EXERCISE DETAILS: Look at the entries below and reproduce them exactly.
**** RECORD EXCERPTS ****
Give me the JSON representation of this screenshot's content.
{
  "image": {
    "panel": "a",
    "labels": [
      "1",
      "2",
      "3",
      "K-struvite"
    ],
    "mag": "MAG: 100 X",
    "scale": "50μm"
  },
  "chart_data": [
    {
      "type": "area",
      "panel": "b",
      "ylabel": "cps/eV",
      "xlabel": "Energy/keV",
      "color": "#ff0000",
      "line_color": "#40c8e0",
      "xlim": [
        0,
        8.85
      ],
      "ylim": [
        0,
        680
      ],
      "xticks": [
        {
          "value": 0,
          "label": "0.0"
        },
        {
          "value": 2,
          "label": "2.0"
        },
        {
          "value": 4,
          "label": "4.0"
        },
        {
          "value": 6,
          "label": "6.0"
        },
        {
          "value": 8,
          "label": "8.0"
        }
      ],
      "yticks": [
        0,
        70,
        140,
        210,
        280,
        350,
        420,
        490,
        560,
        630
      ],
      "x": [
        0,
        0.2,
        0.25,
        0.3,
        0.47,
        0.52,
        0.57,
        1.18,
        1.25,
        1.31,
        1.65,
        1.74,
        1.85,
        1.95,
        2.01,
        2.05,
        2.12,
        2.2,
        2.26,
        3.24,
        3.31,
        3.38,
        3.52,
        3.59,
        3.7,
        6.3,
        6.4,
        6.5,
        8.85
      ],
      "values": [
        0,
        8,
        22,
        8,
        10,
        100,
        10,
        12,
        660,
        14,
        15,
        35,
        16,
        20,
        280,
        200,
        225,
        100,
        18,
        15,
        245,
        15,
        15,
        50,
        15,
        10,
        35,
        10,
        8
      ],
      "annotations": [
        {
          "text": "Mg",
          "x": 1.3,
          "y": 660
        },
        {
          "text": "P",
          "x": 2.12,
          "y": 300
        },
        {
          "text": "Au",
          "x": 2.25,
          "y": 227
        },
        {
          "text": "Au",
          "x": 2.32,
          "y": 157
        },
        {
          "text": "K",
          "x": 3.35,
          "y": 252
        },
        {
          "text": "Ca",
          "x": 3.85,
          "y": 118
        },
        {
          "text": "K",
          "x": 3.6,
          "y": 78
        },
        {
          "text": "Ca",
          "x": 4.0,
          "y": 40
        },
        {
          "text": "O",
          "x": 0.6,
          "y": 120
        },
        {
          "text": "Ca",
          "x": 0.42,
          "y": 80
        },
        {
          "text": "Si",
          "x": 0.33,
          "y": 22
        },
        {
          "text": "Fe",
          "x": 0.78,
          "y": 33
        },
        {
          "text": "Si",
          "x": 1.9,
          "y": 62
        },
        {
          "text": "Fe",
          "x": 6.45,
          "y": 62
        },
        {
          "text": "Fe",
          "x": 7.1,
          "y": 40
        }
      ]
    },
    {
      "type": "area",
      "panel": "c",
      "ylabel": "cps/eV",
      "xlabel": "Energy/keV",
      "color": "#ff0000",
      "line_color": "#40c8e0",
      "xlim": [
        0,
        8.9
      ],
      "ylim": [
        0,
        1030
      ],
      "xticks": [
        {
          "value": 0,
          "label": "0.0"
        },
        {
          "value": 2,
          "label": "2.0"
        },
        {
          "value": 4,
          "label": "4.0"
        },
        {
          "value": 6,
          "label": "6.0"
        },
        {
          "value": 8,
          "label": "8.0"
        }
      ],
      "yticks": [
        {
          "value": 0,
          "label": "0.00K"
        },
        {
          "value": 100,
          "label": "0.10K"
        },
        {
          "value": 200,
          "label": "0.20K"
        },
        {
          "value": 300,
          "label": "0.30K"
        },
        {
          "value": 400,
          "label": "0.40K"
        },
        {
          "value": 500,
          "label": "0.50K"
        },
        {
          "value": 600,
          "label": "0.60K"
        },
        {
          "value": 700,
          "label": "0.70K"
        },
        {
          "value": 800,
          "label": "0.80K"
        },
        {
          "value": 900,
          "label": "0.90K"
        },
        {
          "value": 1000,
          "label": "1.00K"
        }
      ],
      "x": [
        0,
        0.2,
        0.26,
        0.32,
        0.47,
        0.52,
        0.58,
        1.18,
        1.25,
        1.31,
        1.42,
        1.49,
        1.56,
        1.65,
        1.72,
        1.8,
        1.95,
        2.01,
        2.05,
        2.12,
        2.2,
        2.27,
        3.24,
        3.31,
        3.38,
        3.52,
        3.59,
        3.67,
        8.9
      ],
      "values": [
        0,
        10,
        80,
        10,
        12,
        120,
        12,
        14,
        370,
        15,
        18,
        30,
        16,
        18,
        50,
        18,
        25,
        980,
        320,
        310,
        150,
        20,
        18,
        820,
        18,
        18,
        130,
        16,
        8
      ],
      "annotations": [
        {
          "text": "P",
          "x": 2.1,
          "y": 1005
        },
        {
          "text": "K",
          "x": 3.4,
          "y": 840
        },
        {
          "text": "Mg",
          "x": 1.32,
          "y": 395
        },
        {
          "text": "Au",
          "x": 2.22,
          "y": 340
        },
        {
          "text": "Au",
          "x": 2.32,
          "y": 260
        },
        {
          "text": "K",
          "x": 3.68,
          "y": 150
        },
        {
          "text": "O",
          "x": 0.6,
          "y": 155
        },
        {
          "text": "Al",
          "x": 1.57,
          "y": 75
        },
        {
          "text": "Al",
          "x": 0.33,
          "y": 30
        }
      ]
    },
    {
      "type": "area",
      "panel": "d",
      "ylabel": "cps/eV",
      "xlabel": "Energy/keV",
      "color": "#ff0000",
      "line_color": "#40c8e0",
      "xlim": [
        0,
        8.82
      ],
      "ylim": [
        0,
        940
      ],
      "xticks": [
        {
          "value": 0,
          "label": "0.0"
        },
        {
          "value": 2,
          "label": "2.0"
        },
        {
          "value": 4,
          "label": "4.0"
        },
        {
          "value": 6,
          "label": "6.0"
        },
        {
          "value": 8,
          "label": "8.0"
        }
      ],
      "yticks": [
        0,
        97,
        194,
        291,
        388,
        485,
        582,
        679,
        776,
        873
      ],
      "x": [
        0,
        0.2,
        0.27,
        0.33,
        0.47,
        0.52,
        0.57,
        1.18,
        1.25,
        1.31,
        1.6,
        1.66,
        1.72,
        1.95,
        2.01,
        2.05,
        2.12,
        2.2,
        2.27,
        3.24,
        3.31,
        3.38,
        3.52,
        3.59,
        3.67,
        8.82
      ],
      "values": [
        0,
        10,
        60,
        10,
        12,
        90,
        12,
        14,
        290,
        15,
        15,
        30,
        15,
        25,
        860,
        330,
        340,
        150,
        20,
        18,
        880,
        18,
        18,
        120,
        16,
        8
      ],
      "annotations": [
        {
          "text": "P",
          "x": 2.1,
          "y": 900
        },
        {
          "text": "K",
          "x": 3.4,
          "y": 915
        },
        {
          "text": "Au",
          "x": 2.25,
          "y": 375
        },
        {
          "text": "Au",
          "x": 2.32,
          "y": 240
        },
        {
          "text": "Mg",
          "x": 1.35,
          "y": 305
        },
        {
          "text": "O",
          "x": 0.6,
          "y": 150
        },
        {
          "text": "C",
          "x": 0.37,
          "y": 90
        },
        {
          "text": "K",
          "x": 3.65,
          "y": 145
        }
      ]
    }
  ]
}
****
SOLUTION TO THE EXERCISE:
Give me the JSON representation of this screenshot's content.
{
  "image": {
    "panel": "a",
    "labels": [
      "1",
      "2",
      "3",
      "K-struvite"
    ],
    "mag": "MAG: 100 X",
    "scale": "50μm"
  },
  "chart_data": [
    {
      "type": "area",
      "panel": "b",
      "ylabel": "cps/eV",
      "xlabel": "Energy/keV",
      "color": "#ff0000",
      "line_color": "#40c8e0",
      "xlim": [
        0,
        8.85
      ],
      "ylim": [
        0,
        680
      ],
      "xticks": [
        {
          "value": 0,
          "label": "0.0"
        },
        {
          "value": 2,
          "label": "2.0"
        },
        {
          "value": 4,
          "label": "4.0"
        },
        {
          "value": 6,
          "label": "6.0"
        },
        {
          "value": 8,
          "label": "8.0"
        }
      ],
      "yticks": [
        0,
        70,
        140,
        210,
        280,
        350,
        420,
        490,
        560,
        630
      ],
      "x": [
        0,
        0.2,
        0.25,
        0.3,
        0.47,
        0.52,
        0.57,
        1.18,
        1.25,
        1.31,
        1.65,
        1.74,
        1.85,
        1.95,
        2.01,
        2.05,
        2.12,
        2.2,
        2.26,
        3.24,
        3.31,
        3.38,
        3.52,
        3.59,
        3.7,
        6.3,
        6.4,
        6.5,
        8.85
      ],
      "values": [
        0,
        8,
        22,
        8,
        10,
        100,
        10,
        12,
        660,
        14,
        15,
        35,
        16,
        20,
        280,
        200,
        225,
        100,
        18,
        15,
        245,
        15,
        15,
        50,
        15,
        10,
        35,
        10,
        8
      ],
      "annotations": [
        {
          "text": "Mg",
          "x": 1.3,
          "y": 660
        },
        {
          "text": "P",
          "x": 2.12,
          "y": 300
        },
        {
          "text": "Au",
          "x": 2.25,
          "y": 227
        },
        {
          "text": "Au",
          "x": 2.32,
          "y": 157
        },
        {
          "text": "K",
          "x": 3.35,
          "y": 252
        },
        {
          "text": "Ca",
          "x": 3.85,
          "y": 118
        },
        {
          "text": "K",
          "x": 3.6,
          "y": 78
        },
        {
          "text": "Ca",
          "x": 4.0,
          "y": 40
        },
        {
          "text": "O",
          "x": 0.6,
          "y": 120
        },
        {
          "text": "Ca",
          "x": 0.42,
          "y": 80
        },
        {
          "text": "Si",
          "x": 0.33,
          "y": 22
        },
        {
          "text": "Fe",
          "x": 0.78,
          "y": 33
        },
        {
          "text": "Si",
          "x": 1.9,
          "y": 62
        },
        {
          "text": "Fe",
          "x": 6.45,
          "y": 62
        },
        {
          "text": "Fe",
          "x": 7.1,
          "y": 40
        }
      ]
    },
    {
      "type": "area",
      "panel": "c",
      "ylabel": "cps/eV",
      "xlabel": "Energy/keV",
      "color": "#ff0000",
      "line_color": "#40c8e0",
      "xlim": [
        0,
        8.9
      ],
      "ylim": [
        0,
        1030
      ],
      "xticks": [
        {
          "value": 0,
          "label": "0.0"
        },
        {
          "value": 2,
          "label": "2.0"
        },
        {
          "value": 4,
          "label": "4.0"
        },
        {
          "value": 6,
          "label": "6.0"
        },
        {
          "value": 8,
          "label": "8.0"
        }
      ],
      "yticks": [
        {
          "value": 0,
          "label": "0.00K"
        },
        {
          "value": 100,
          "label": "0.10K"
        },
        {
          "value": 200,
          "label": "0.20K"
        },
        {
          "value": 300,
          "label": "0.30K"
        },
        {
          "value": 400,
          "label": "0.40K"
        },
        {
          "value": 500,
          "label": "0.50K"
        },
        {
          "value": 600,
          "label": "0.60K"
        },
        {
          "value": 700,
          "label": "0.70K"
        },
        {
          "value": 800,
          "label": "0.80K"
        },
        {
          "value": 900,
          "label": "0.90K"
        },
        {
          "value": 1000,
          "label": "1.00K"
        }
      ],
      "x": [
        0,
        0.2,
        0.26,
        0.32,
        0.47,
        0.52,
        0.58,
        1.18,
        1.25,
        1.31,
        1.42,
        1.49,
        1.56,
        1.65,
        1.72,
        1.8,
        1.95,
        2.01,
        2.05,
        2.12,
        2.2,
        2.27,
        3.24,
        3.31,
        3.38,
        3.52,
        3.59,
        3.67,
        8.9
      ],
      "values": [
        0,
        10,
        80,
        10,
        12,
        120,
        12,
        14,
        370,
        15,
        18,
        30,
        16,
        18,
        50,
        18,
        25,
        980,
        320,
        310,
        150,
        20,
        18,
        820,
        18,
        18,
        130,
        16,
        8
      ],
      "annotations": [
        {
          "text": "P",
          "x": 2.1,
          "y": 1005
        },
        {
          "text": "K",
          "x": 3.4,
          "y": 840
        },
        {
          "text": "Mg",
          "x": 1.32,
          "y": 395
        },
        {
          "text": "Au",
          "x": 2.22,
          "y": 340
        },
        {
          "text": "Au",
          "x": 2.32,
          "y": 260
        },
        {
          "text": "K",
          "x": 3.68,
          "y": 150
        },
        {
          "text": "O",
          "x": 0.6,
          "y": 155
        },
        {
          "text": "Al",
          "x": 1.57,
          "y": 75
        },
        {
          "text": "Al",
          "x": 0.33,
          "y": 30
        }
      ]
    },
    {
      "type": "area",
      "panel": "d",
      "ylabel": "cps/eV",
      "xlabel": "Energy/keV",
      "color": "#ff0000",
      "line_color": "#40c8e0",
      "xlim": [
        0,
        8.82
      ],
      "ylim": [
        0,
        940
      ],
      "xticks": [
        {
          "value": 0,
          "label": "0.0"
        },
        {
          "value": 2,
          "label": "2.0"
        },
        {
          "value": 4,
          "label": "4.0"
        },
        {
          "value": 6,
          "label": "6.0"
        },
        {
          "value": 8,
          "label": "8.0"
        }
      ],
      "yticks": [
        0,
        97,
        194,
        291,
        388,
        485,
        582,
        679,
        776,
        873
      ],
      "x": [
        0,
        0.2,
        0.27,
        0.33,
        0.47,
        0.52,
        0.57,
        1.18,
        1.25,
        1.31,
        1.6,
        1.66,
        1.72,
        1.95,
        2.01,
        2.05,
        2.12,
        2.2,
        2.27,
        3.24,
        3.31,
        3.38,
        3.52,
        3.59,
        3.67,
        8.82
      ],
      "values": [
        0,
        10,
        60,
        10,
        12,
        90,
        12,
        14,
        290,
        15,
        15,
        30,
        15,
        25,
        860,
        330,
        340,
        150,
        20,
        18,
        880,
        18,
        18,
        120,
        16,
        8
      ],
      "annotations": [
        {
          "text": "P",
          "x": 2.1,
          "y": 900
        },
        {
          "text": "K",
          "x": 3.4,
          "y": 915
        },
        {
          "text": "Au",
          "x": 2.25,
          "y": 375
        },
        {
          "text": "Au",
          "x": 2.32,
          "y": 240
        },
        {
          "text": "Mg",
          "x": 1.35,
          "y": 305
        },
        {
          "text": "O",
          "x": 0.6,
          "y": 150
        },
        {
          "text": "C",
          "x": 0.37,
          "y": 90
        },
        {
          "text": "K",
          "x": 3.65,
          "y": 145
        }
      ]
    }
  ]
}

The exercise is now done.